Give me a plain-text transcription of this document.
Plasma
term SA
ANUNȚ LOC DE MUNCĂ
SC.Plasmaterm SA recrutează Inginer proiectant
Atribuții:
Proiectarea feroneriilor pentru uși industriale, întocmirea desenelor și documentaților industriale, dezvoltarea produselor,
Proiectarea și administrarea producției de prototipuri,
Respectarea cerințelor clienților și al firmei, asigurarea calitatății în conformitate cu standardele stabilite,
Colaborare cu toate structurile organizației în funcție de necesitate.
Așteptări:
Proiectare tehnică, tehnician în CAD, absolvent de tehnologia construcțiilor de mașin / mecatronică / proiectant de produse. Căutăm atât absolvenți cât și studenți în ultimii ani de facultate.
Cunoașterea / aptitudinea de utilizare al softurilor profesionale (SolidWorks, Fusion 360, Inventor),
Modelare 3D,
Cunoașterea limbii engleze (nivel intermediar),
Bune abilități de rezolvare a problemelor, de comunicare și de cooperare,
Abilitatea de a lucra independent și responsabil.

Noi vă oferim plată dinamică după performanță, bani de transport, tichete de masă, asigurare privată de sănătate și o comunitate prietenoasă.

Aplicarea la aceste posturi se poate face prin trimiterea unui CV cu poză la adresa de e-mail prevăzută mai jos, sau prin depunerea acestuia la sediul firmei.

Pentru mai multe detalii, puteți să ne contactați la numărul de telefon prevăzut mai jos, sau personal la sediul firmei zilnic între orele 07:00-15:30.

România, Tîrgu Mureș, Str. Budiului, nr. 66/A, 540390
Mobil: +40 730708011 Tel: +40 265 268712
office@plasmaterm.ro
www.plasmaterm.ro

What the exercise asks
Copy out the full set of records precisely, leaving nothing out.

Result
Give me a plain-text transcription of this document.
Plasma
term SA
ANUNȚ LOC DE MUNCĂ
SC.Plasmaterm SA recrutează Inginer proiectant
Atribuții:
Proiectarea feroneriilor pentru uși industriale, întocmirea desenelor și documentaților industriale, dezvoltarea produselor,
Proiectarea și administrarea producției de prototipuri,
Respectarea cerințelor clienților și al firmei, asigurarea calitatății în conformitate cu standardele stabilite,
Colaborare cu toate structurile organizației în funcție de necesitate.
Așteptări:
Proiectare tehnică, tehnician în CAD, absolvent de tehnologia construcțiilor de mașin / mecatronică / proiectant de produse. Căutăm atât absolvenți cât și studenți în ultimii ani de facultate.
Cunoașterea / aptitudinea de utilizare al softurilor profesionale (SolidWorks, Fusion 360, Inventor),
Modelare 3D,
Cunoașterea limbii engleze (nivel intermediar),
Bune abilități de rezolvare a problemelor, de comunicare și de cooperare,
Abilitatea de a lucra independent și responsabil.

Noi vă oferim plată dinamică după performanță, bani de transport, tichete de masă, asigurare privată de sănătate și o comunitate prietenoasă.

Aplicarea la aceste posturi se poate face prin trimiterea unui CV cu poză la adresa de e-mail prevăzută mai jos, sau prin depunerea acestuia la sediul firmei.

Pentru mai multe detalii, puteți să ne contactați la numărul de telefon prevăzut mai jos, sau personal la sediul firmei zilnic între orele 07:00-15:30.

România, Tîrgu Mureș, Str. Budiului, nr. 66/A, 540390
Mobil: +40 730708011 Tel: +40 265 268712
office@plasmaterm.ro
www.plasmaterm.ro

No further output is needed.